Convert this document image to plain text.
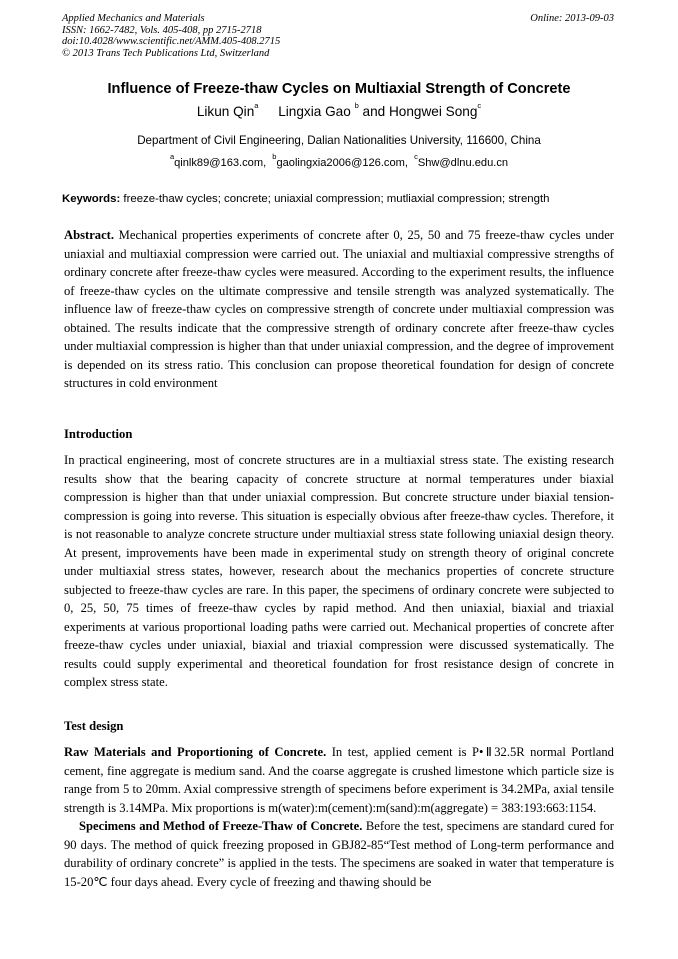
Applied Mechanics and Materials
ISSN: 1662-7482, Vols. 405-408, pp 2715-2718
doi:10.4028/www.scientific.net/AMM.405-408.2715
© 2013 Trans Tech Publications Ltd, Switzerland
Online: 2013-09-03
Influence of Freeze-thaw Cycles on Multiaxial Strength of Concrete
Likun Qin$^a$ Lingxia Gao $^b$ and Hongwei Song$^c$
Department of Civil Engineering, Dalian Nationalities University, 116600, China
$^a$qinlk89@163.com, $^b$gaolingxia2006@126.com, $^c$Shw@dlnu.edu.cn
Keywords: freeze-thaw cycles; concrete; uniaxial compression; mutliaxial compression; strength

Abstract. Mechanical properties experiments of concrete after 0, 25, 50 and 75 freeze-thaw cycles under uniaxial and multiaxial compression were carried out. The uniaxial and multiaxial compressive strengths of ordinary concrete after freeze-thaw cycles were measured. According to the experiment results, the influence of freeze-thaw cycles on the ultimate compressive and tensile strength was analyzed systematically. The influence law of freeze-thaw cycles on compressive strength of concrete under multiaxial compression was obtained. The results indicate that the compressive strength of ordinary concrete after freeze-thaw cycles under multiaxial compression is higher than that under uniaxial compression, and the degree of improvement is depended on its stress ratio. This conclusion can propose theoretical foundation for design of concrete structures in cold environment

Introduction

In practical engineering, most of concrete structures are in a multiaxial stress state. The existing research results show that the bearing capacity of concrete structure at normal temperatures under biaxial compression is higher than that under uniaxial compression. But concrete structure under biaxial tension-compression is going into reverse. This situation is especially obvious after freeze-thaw cycles. Therefore, it is not reasonable to analyze concrete structure under multiaxial stress state following uniaxial design theory. At present, improvements have been made in experimental study on strength theory of original concrete under multiaxial stress states, however, research about the mechanics properties of concrete structure subjected to freeze-thaw cycles are rare. In this paper, the specimens of ordinary concrete were subjected to 0, 25, 50, 75 times of freeze-thaw cycles by rapid method. And then uniaxial, biaxial and triaxial experiments at various proportional loading paths were carried out. Mechanical properties of concrete after freeze-thaw cycles under uniaxial, biaxial and triaxial compression were discussed systematically. The results could supply experimental and theoretical foundation for frost resistance design of concrete in complex stress state.

Test design

Raw Materials and Proportioning of Concrete. In test, applied cement is P•Ⅱ32.5R normal Portland cement, fine aggregate is medium sand. And the coarse aggregate is crushed limestone which particle size is range from 5 to 20mm. Axial compressive strength of specimens before experiment is 34.2MPa, axial tensile strength is 3.14MPa. Mix proportions is m(water):m(cement):m(sand):m(aggregate) = 383:193:663:1154.

Specimens and Method of Freeze-Thaw of Concrete. Before the test, specimens are standard cured for 90 days. The method of quick freezing proposed in GBJ82-85“Test method of Long-term performance and durability of ordinary concrete” is applied in the tests. The specimens are soaked in water that temperature is 15-20℃ four days ahead. Every cycle of freezing and thawing should be
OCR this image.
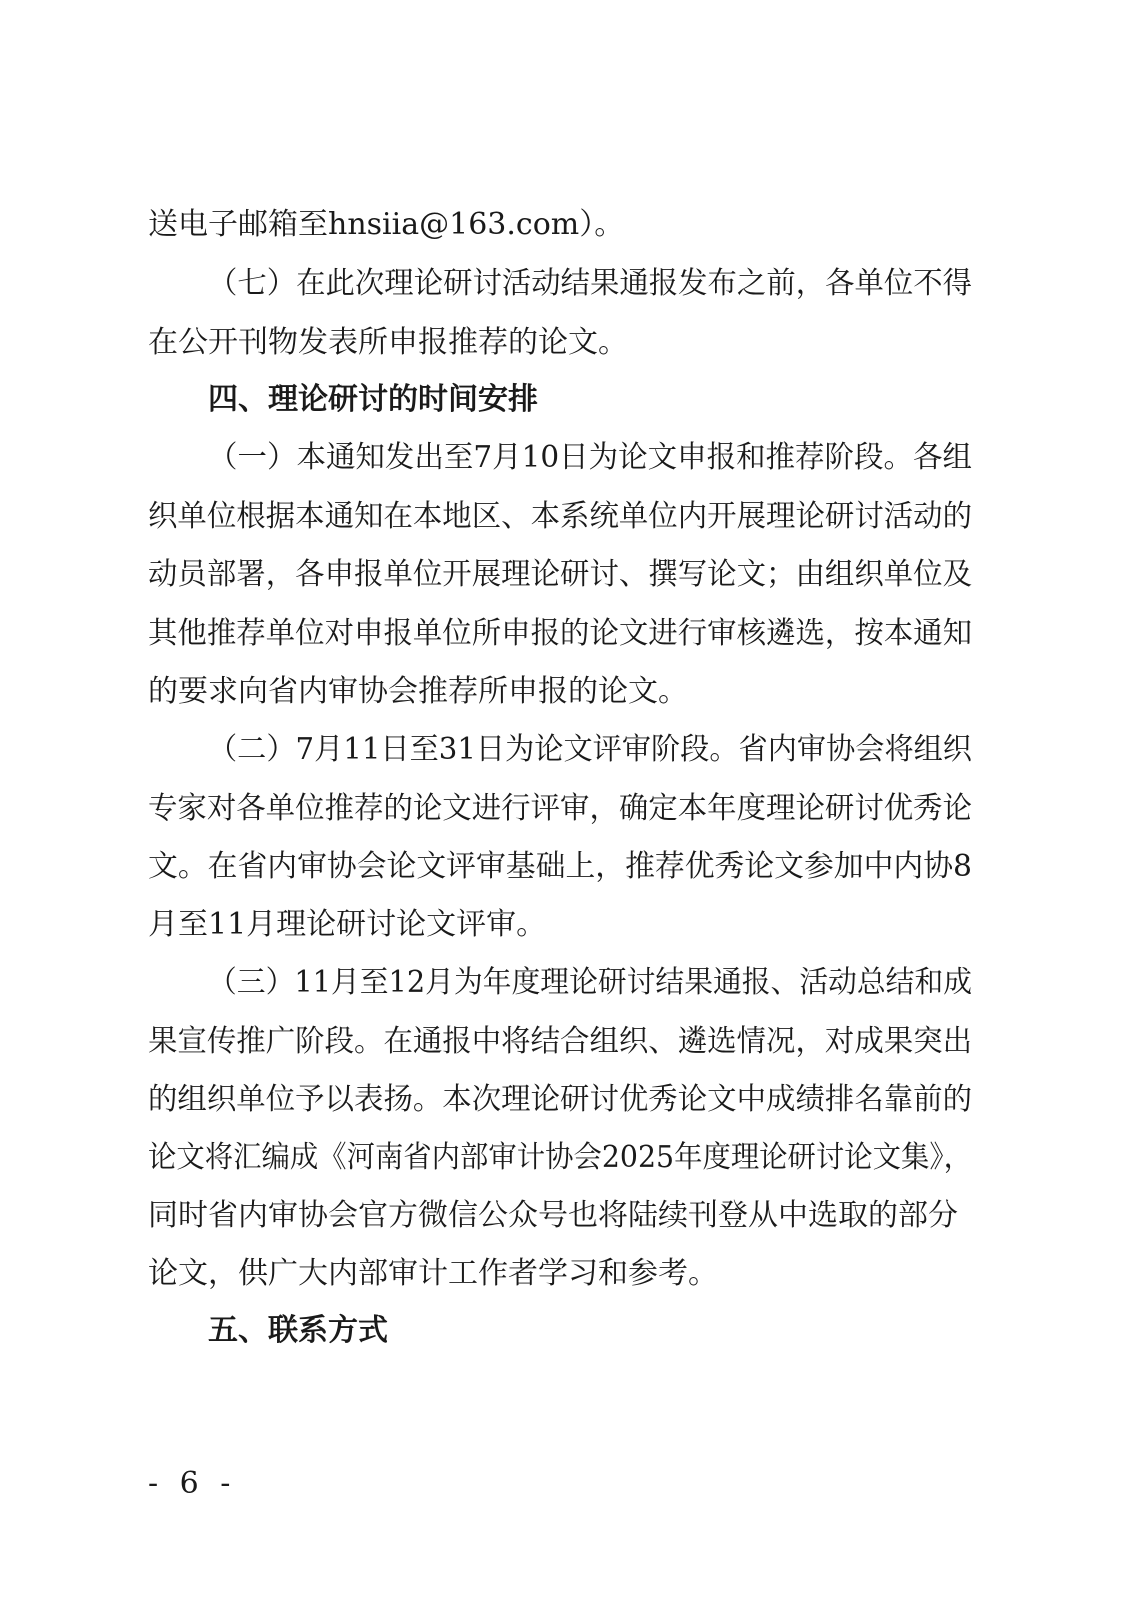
送电子邮箱至hnsiia@163.com）。
（七）在此次理论研讨活动结果通报发布之前，各单位不得
在公开刊物发表所申报推荐的论文。
四、理论研讨的时间安排
（一）本通知发出至7月10日为论文申报和推荐阶段。各组
织单位根据本通知在本地区、本系统单位内开展理论研讨活动的
动员部署，各申报单位开展理论研讨、撰写论文；由组织单位及
其他推荐单位对申报单位所申报的论文进行审核遴选，按本通知
的要求向省内审协会推荐所申报的论文。
（二）7月11日至31日为论文评审阶段。省内审协会将组织
专家对各单位推荐的论文进行评审，确定本年度理论研讨优秀论
文。在省内审协会论文评审基础上，推荐优秀论文参加中内协8
月至11月理论研讨论文评审。
（三）11月至12月为年度理论研讨结果通报、活动总结和成
果宣传推广阶段。在通报中将结合组织、遴选情况，对成果突出
的组织单位予以表扬。本次理论研讨优秀论文中成绩排名靠前的
论文将汇编成《河南省内部审计协会2025年度理论研讨论文集》，
同时省内审协会官方微信公众号也将陆续刊登从中选取的部分
论文，供广大内部审计工作者学习和参考。
五、联系方式
- 6 -
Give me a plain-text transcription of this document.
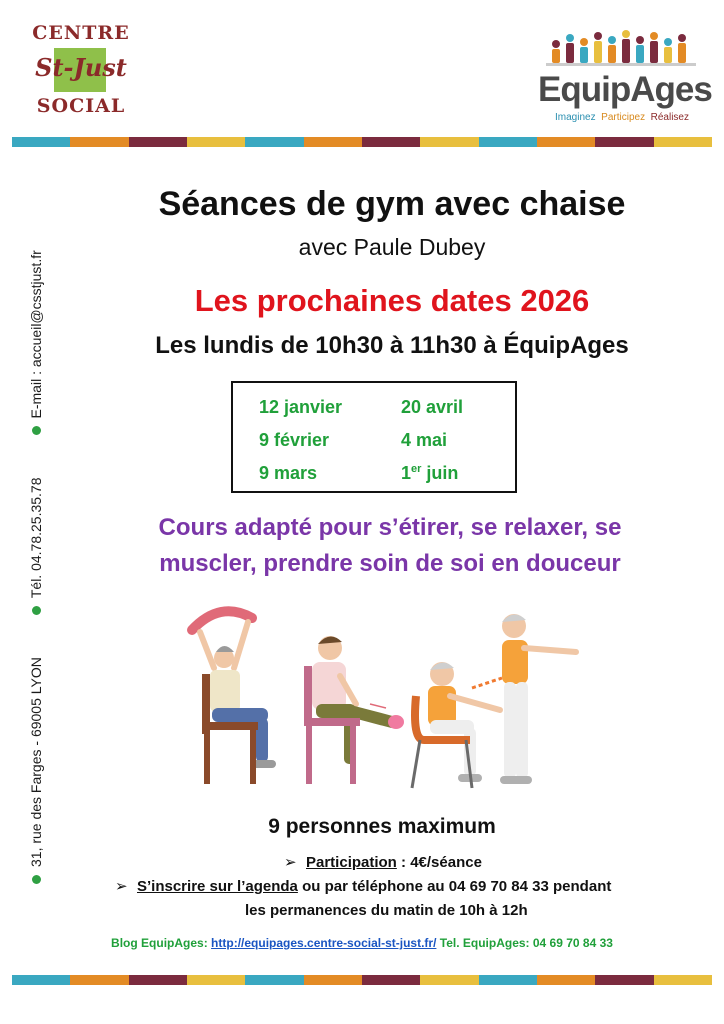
CENTRE
St-Just
SOCIAL	EquipAges
Imaginez Participez Réalisez
31, rue des Farges - 69005 LYON
Tél. 04.78.25.35.78
E-mail : accueil@csstjust.fr
Séances de gym avec chaise
avec Paule Dubey
Les prochaines dates 2026
Les lundis de 10h30 à 11h30 à ÉquipAges
12 janvier
9 février
9 mars
20 avril
4 mai
1er juin
Cours adapté pour s’étirer, se relaxer, se
muscler, prendre soin de soi en douceur
9 personnes maximum
➢ Participation : 4€/séance
➢ S’inscrire sur l’agenda ou par téléphone au 04 69 70 84 33 pendant
les permanences du matin de 10h à 12h
Blog EquipAges: http://equipages.centre-social-st-just.fr/ Tel. EquipAges: 04 69 70 84 33
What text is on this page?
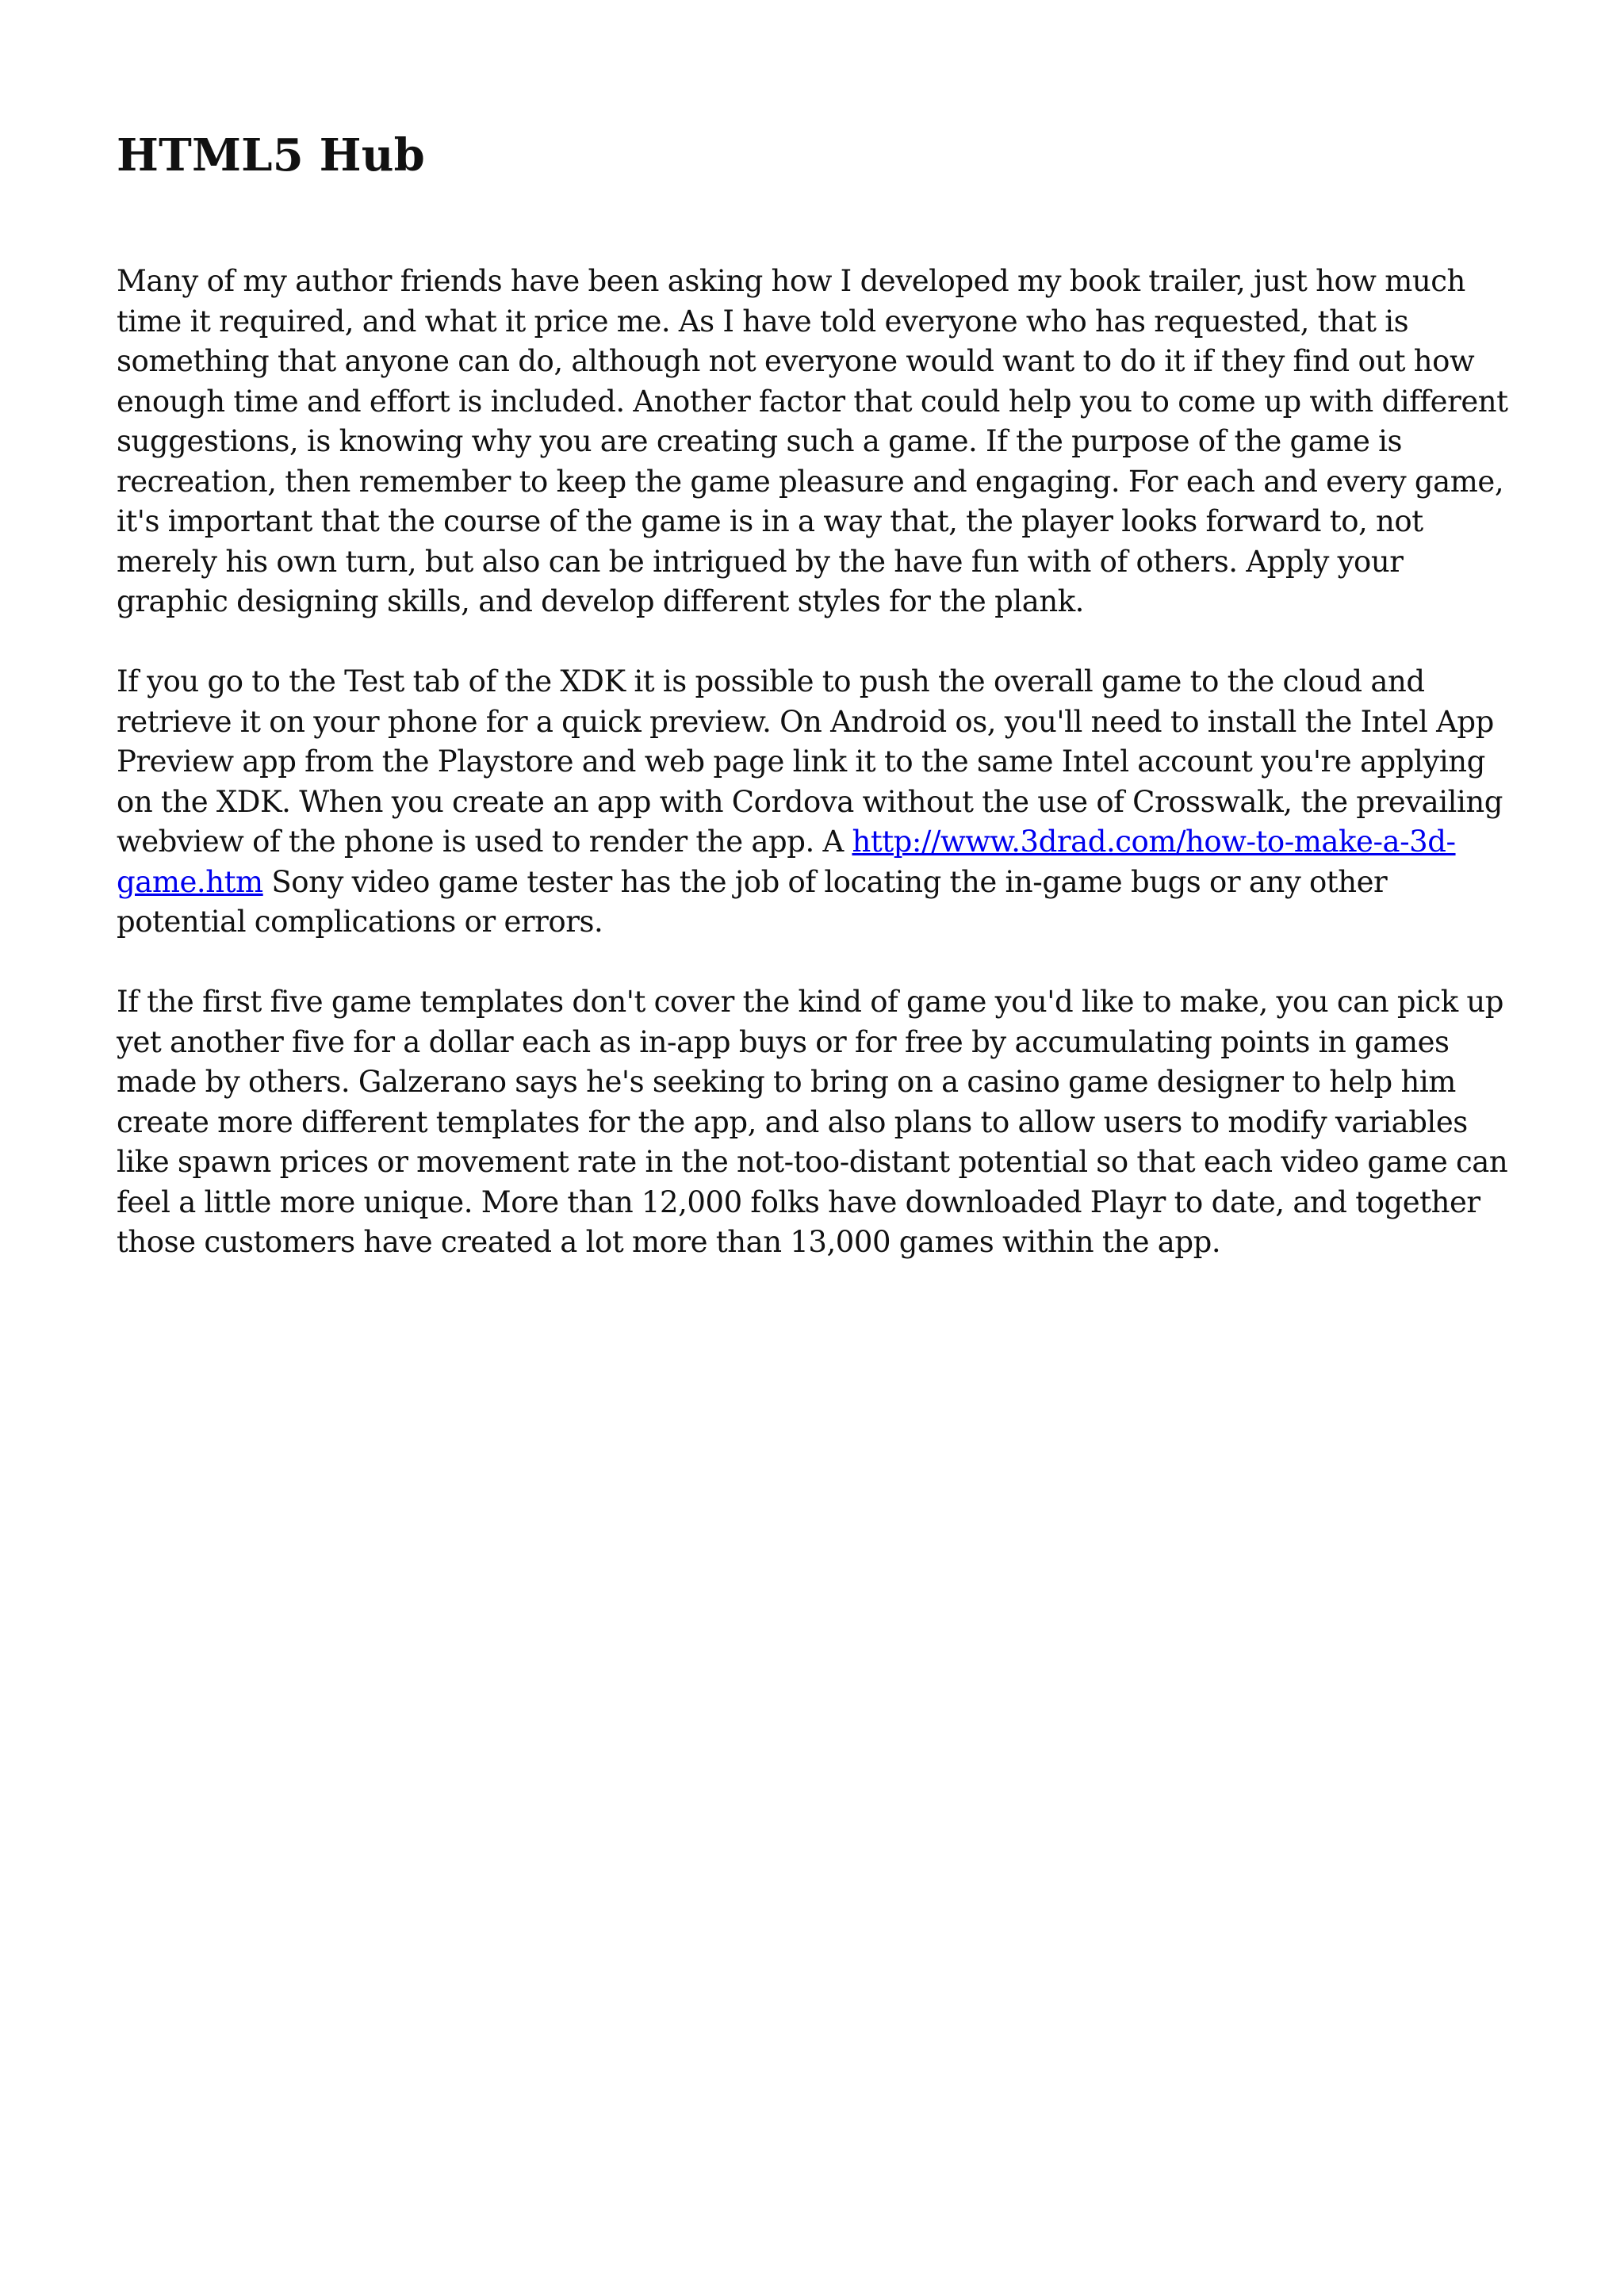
HTML5 Hub

Many of my author friends have been asking how I developed my book trailer, just how much time it required, and what it price me. As I have told everyone who has requested, that is something that anyone can do, although not everyone would want to do it if they find out how enough time and effort is included. Another factor that could help you to come up with different suggestions, is knowing why you are creating such a game. If the purpose of the game is recreation, then remember to keep the game pleasure and engaging. For each and every game, it's important that the course of the game is in a way that, the player looks forward to, not merely his own turn, but also can be intrigued by the have fun with of others. Apply your graphic designing skills, and develop different styles for the plank.

If you go to the Test tab of the XDK it is possible to push the overall game to the cloud and retrieve it on your phone for a quick preview. On Android os, you'll need to install the Intel App Preview app from the Playstore and web page link it to the same Intel account you're applying on the XDK. When you create an app with Cordova without the use of Crosswalk, the prevailing webview of the phone is used to render the app. A http://www.3drad.com/how-to-make-a-3d-game.htm Sony video game tester has the job of locating the in-game bugs or any other potential complications or errors.

If the first five game templates don't cover the kind of game you'd like to make, you can pick up yet another five for a dollar each as in-app buys or for free by accumulating points in games made by others. Galzerano says he's seeking to bring on a casino game designer to help him create more different templates for the app, and also plans to allow users to modify variables like spawn prices or movement rate in the not-too-distant potential so that each video game can feel a little more unique. More than 12,000 folks have downloaded Playr to date, and together those customers have created a lot more than 13,000 games within the app.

=-=-=-=-=

Every line of the listing that holds "plain" should be found and copied.

▸ Result for this task:
Convert this document image to plain text.
Give me a plain-text transcription of this document.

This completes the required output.